In your copy, include every line of the listing below exactly but none of the pictures.

Dataset:
** START **

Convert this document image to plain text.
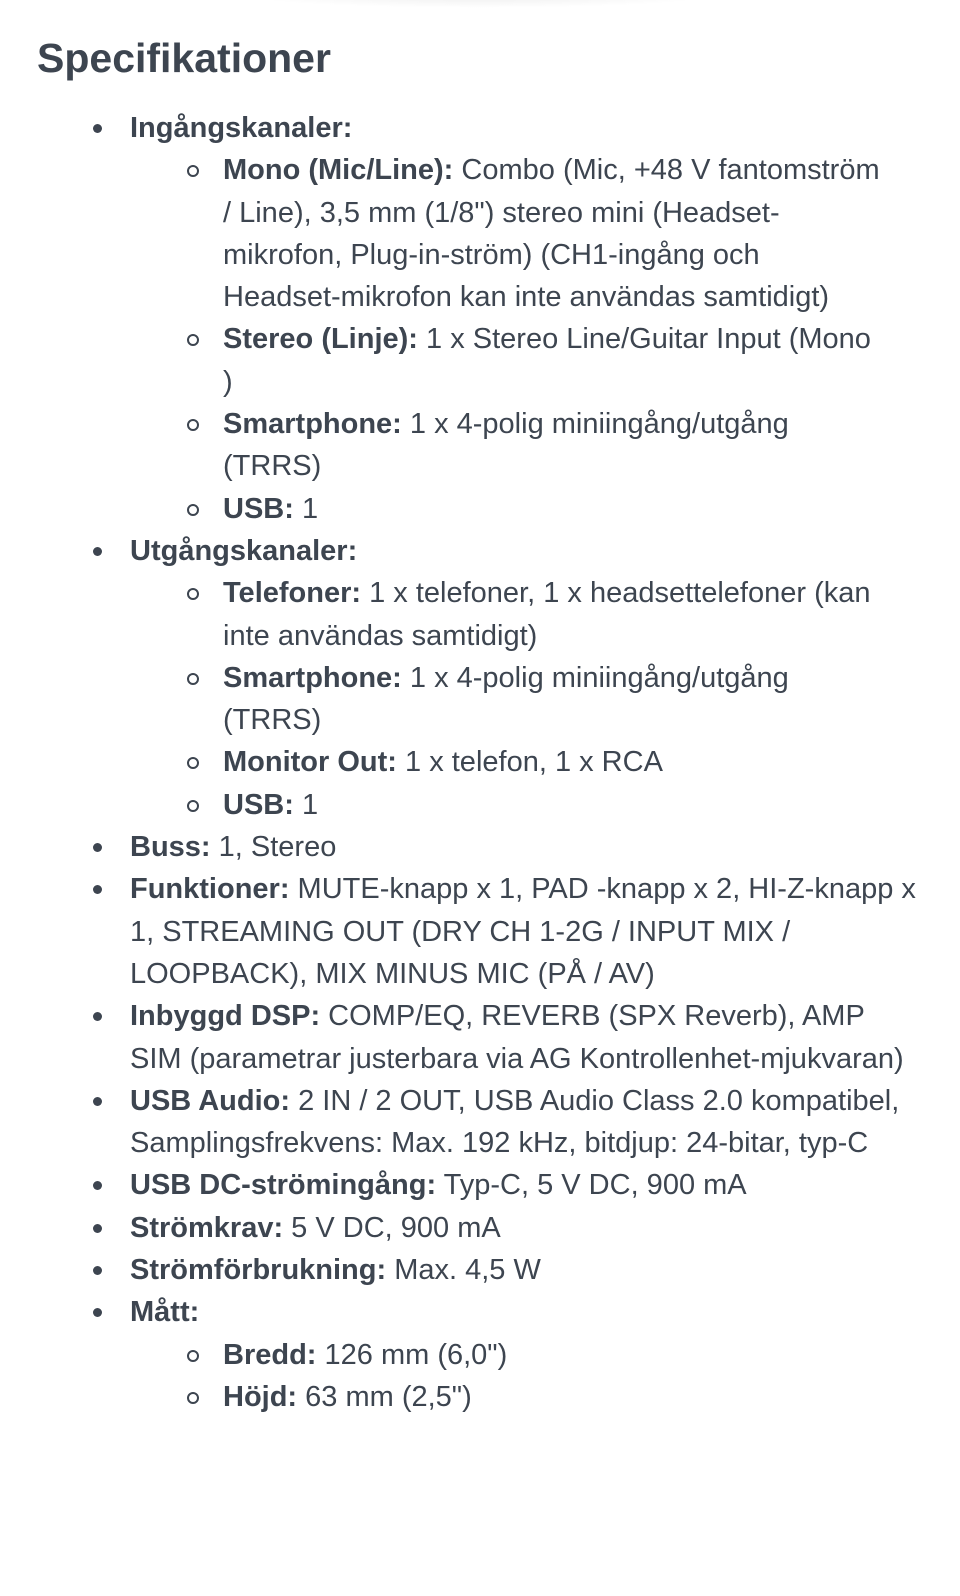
Specifikationer
Ingångskanaler:
Mono (Mic/Line): Combo (Mic, +48 V fantomström / Line), 3,5 mm (1/8") stereo mini (Headset-mikrofon, Plug-in-ström) (CH1-ingång och Headset-mikrofon kan inte användas samtidigt)
Stereo (Linje): 1 x Stereo Line/Guitar Input (Mono )
Smartphone: 1 x 4-polig miniingång/utgång (TRRS)
USB: 1
Utgångskanaler:
Telefoner: 1 x telefoner, 1 x headsettelefoner (kan inte användas samtidigt)
Smartphone: 1 x 4-polig miniingång/utgång (TRRS)
Monitor Out: 1 x telefon, 1 x RCA
USB: 1
Buss: 1, Stereo
Funktioner: MUTE-knapp x 1, PAD -knapp x 2, HI-Z-knapp x 1, STREAMING OUT (DRY CH 1-2G / INPUT MIX / LOOPBACK), MIX MINUS MIC (PÅ / AV)
Inbyggd DSP: COMP/EQ, REVERB (SPX Reverb), AMP SIM (parametrar justerbara via AG Kontrollenhet-mjukvaran)
USB Audio: 2 IN / 2 OUT, USB Audio Class 2.0 kompatibel, Samplingsfrekvens: Max. 192 kHz, bitdjup: 24-bitar, typ-C
USB DC-strömingång: Typ-C, 5 V DC, 900 mA
Strömkrav: 5 V DC, 900 mA
Strömförbrukning: Max. 4,5 W
Mått:
Bredd: 126 mm (6,0")
Höjd: 63 mm (2,5")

** END **

Result of the task:
Convert this document image to plain text.
Specifikationer
Ingångskanaler:
Mono (Mic/Line): Combo (Mic, +48 V fantomström / Line), 3,5 mm (1/8") stereo mini (Headset-mikrofon, Plug-in-ström) (CH1-ingång och Headset-mikrofon kan inte användas samtidigt)
Stereo (Linje): 1 x Stereo Line/Guitar Input (Mono )
Smartphone: 1 x 4-polig miniingång/utgång (TRRS)
USB: 1
Utgångskanaler:
Telefoner: 1 x telefoner, 1 x headsettelefoner (kan inte användas samtidigt)
Smartphone: 1 x 4-polig miniingång/utgång (TRRS)
Monitor Out: 1 x telefon, 1 x RCA
USB: 1
Buss: 1, Stereo
Funktioner: MUTE-knapp x 1, PAD -knapp x 2, HI-Z-knapp x 1, STREAMING OUT (DRY CH 1-2G / INPUT MIX / LOOPBACK), MIX MINUS MIC (PÅ / AV)
Inbyggd DSP: COMP/EQ, REVERB (SPX Reverb), AMP SIM (parametrar justerbara via AG Kontrollenhet-mjukvaran)
USB Audio: 2 IN / 2 OUT, USB Audio Class 2.0 kompatibel, Samplingsfrekvens: Max. 192 kHz, bitdjup: 24-bitar, typ-C
USB DC-strömingång: Typ-C, 5 V DC, 900 mA
Strömkrav: 5 V DC, 900 mA
Strömförbrukning: Max. 4,5 W
Mått:
Bredd: 126 mm (6,0")
Höjd: 63 mm (2,5")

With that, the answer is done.